#### Directions for this task:
Pull out every line below that holds the word "name".

##############################

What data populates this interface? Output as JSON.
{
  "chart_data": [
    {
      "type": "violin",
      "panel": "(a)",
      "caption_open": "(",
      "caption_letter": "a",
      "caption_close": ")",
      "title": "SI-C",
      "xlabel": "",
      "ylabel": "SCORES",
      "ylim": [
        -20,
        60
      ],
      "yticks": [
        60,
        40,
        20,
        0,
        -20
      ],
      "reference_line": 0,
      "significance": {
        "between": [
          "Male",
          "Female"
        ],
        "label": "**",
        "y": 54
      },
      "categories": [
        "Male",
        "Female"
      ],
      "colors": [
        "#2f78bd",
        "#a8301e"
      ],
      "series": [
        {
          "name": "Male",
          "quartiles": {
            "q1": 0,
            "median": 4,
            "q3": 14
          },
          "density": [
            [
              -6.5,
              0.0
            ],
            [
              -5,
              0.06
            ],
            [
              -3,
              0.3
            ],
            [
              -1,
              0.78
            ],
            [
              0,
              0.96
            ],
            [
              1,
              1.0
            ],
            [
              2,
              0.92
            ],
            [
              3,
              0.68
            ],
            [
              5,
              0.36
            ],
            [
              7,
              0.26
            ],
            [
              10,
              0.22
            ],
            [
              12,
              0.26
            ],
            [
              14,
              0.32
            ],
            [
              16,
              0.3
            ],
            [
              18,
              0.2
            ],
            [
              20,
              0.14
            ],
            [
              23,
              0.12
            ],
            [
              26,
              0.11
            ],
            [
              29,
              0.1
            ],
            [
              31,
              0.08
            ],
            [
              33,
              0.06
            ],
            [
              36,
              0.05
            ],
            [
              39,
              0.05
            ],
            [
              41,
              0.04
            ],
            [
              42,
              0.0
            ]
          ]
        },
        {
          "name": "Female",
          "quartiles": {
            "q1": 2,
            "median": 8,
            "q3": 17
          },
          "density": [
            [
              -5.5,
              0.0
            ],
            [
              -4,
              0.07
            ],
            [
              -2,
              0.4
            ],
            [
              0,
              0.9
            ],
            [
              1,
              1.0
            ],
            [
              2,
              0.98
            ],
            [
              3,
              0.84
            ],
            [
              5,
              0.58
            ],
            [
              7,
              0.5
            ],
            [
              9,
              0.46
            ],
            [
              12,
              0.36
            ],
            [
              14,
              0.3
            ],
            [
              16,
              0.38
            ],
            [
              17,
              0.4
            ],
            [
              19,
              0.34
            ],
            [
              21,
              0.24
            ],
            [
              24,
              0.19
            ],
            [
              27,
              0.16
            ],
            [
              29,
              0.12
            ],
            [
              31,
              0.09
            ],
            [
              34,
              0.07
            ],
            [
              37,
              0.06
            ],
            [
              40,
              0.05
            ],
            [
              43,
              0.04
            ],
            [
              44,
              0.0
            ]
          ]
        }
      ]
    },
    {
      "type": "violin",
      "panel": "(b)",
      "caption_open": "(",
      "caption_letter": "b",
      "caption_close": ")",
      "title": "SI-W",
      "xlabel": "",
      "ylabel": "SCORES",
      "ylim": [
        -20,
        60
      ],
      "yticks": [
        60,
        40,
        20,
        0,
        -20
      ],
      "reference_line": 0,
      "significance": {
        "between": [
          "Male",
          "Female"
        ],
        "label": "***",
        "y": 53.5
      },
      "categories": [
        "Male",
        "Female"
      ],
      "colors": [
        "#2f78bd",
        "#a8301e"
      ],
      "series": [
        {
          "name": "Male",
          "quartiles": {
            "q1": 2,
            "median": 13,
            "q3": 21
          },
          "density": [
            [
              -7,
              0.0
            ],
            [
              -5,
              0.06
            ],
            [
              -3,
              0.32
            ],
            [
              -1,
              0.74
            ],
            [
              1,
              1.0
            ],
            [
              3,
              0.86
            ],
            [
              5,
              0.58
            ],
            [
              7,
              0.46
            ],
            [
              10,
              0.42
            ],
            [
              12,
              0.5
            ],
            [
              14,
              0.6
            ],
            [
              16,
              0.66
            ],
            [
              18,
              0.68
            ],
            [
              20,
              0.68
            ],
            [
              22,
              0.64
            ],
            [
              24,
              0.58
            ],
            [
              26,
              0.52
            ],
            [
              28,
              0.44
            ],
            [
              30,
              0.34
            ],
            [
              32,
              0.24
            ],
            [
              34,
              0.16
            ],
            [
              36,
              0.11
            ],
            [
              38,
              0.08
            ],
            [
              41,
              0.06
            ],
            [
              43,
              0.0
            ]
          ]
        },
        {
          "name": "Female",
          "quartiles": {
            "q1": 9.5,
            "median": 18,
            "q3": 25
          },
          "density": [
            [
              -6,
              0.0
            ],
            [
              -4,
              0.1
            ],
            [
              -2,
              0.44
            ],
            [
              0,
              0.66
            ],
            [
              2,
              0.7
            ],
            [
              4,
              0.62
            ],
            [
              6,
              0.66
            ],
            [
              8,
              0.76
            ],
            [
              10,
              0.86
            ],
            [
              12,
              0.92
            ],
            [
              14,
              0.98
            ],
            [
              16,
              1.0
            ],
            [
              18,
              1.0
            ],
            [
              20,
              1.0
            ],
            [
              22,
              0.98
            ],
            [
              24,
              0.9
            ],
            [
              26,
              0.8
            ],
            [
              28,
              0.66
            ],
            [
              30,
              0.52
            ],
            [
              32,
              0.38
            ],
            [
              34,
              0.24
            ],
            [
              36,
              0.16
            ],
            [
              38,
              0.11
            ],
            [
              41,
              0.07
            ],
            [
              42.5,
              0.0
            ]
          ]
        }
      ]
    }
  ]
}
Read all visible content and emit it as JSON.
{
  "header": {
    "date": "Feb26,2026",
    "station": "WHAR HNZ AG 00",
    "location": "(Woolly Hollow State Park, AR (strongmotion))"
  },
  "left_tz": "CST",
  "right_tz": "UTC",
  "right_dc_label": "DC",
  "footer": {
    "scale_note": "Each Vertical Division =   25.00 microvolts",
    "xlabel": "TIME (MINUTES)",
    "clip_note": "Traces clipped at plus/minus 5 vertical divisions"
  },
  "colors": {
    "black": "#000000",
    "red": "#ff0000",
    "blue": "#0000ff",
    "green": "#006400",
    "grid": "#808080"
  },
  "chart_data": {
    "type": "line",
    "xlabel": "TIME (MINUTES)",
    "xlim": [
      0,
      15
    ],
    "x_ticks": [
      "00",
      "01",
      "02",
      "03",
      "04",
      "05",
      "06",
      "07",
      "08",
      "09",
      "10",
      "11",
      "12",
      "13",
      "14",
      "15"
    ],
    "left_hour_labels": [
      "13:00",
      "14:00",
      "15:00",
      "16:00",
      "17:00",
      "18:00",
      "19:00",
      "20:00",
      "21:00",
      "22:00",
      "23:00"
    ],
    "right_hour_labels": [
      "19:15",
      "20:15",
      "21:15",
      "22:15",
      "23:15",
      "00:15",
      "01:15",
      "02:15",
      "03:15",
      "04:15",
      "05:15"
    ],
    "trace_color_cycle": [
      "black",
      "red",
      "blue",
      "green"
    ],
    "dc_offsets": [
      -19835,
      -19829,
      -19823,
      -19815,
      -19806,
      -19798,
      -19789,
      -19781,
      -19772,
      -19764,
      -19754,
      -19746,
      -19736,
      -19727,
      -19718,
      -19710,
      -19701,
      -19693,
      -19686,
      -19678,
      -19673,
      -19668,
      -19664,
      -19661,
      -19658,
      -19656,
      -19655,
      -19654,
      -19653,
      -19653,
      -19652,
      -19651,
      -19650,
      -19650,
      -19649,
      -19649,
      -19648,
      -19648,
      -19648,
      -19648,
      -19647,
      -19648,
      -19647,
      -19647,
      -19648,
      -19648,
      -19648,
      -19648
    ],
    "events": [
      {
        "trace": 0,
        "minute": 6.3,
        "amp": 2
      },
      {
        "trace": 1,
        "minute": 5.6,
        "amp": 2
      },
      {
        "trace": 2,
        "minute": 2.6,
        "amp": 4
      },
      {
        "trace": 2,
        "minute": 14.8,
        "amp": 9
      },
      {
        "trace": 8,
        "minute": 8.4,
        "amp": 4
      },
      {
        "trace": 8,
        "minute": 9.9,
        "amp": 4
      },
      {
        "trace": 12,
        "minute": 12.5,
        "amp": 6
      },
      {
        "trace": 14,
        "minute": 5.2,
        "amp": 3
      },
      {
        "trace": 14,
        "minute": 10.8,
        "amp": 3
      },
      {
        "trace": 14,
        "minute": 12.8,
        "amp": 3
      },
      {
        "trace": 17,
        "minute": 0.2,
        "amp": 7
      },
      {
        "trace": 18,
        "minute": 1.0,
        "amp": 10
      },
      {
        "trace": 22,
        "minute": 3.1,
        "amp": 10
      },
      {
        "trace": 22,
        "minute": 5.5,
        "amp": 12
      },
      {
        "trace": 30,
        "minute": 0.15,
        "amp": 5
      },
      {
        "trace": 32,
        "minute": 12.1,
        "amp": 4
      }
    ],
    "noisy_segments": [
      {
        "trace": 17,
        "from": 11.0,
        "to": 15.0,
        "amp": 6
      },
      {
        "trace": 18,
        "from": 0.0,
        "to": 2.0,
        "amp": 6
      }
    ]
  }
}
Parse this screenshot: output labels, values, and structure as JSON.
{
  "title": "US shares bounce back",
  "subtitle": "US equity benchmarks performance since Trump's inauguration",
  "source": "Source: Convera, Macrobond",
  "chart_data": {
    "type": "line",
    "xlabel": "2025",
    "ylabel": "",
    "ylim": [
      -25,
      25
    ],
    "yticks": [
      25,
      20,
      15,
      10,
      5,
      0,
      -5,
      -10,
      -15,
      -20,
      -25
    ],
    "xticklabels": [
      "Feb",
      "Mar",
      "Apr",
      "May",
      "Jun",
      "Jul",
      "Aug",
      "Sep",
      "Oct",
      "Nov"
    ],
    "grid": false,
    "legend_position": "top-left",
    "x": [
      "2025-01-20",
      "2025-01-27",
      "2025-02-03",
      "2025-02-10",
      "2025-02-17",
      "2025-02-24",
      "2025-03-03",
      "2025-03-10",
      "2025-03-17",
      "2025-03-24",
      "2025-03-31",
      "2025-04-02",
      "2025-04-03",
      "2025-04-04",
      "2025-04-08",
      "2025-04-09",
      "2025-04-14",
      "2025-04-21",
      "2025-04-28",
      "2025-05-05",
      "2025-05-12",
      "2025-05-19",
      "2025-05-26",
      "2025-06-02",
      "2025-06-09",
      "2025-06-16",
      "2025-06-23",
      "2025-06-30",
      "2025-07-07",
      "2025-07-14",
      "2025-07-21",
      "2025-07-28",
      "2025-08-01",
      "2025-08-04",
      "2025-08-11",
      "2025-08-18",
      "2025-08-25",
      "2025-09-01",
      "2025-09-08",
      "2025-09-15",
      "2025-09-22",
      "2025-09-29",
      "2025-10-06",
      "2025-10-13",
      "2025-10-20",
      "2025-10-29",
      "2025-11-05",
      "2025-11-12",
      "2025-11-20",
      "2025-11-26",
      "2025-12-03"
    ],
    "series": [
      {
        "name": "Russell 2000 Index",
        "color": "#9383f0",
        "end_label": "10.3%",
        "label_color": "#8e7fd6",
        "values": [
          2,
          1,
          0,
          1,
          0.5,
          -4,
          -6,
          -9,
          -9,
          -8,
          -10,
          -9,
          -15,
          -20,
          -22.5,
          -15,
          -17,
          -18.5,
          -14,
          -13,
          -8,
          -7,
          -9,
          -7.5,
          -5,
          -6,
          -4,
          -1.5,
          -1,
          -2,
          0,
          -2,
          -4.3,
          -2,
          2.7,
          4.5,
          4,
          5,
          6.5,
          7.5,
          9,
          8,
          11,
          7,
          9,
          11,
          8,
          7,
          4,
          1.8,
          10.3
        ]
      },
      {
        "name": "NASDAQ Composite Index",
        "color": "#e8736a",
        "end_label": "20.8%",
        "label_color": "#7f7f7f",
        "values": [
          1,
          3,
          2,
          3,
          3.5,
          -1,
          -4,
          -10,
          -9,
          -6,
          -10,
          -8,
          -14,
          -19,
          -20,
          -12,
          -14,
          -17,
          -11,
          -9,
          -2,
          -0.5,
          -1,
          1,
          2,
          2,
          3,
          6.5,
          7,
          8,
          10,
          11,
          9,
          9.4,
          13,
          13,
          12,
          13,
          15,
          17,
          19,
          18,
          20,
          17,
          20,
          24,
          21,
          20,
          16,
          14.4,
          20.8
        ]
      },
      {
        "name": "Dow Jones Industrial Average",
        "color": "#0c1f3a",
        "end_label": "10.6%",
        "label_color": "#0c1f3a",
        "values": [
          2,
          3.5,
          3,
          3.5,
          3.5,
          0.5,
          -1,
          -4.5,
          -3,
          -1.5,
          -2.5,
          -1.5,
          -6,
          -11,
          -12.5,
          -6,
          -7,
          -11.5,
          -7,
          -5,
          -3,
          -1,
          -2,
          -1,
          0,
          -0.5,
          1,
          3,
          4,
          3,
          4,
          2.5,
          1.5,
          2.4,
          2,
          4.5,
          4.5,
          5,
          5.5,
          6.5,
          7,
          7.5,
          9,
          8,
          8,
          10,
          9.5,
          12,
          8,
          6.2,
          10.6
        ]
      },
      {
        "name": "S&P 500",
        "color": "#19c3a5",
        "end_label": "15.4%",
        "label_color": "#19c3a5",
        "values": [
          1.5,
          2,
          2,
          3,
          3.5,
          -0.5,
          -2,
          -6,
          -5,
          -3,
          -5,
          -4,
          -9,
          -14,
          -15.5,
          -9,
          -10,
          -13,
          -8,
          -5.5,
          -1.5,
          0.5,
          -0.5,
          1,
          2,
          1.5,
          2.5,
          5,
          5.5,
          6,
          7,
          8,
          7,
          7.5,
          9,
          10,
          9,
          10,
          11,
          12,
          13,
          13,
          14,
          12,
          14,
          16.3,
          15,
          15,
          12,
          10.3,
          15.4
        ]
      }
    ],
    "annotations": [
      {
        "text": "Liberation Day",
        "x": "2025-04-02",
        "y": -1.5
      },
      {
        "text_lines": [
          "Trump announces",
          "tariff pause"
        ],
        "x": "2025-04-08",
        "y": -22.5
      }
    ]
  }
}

##############################

#### Output for this task:
          "name": "Male",
          "name": "Female",
          "name": "Male",
          "name": "Female",
        "name": "Russell 2000 Index",
        "name": "NASDAQ Composite Index",
        "name": "Dow Jones Industrial Average",
        "name": "S&P 500",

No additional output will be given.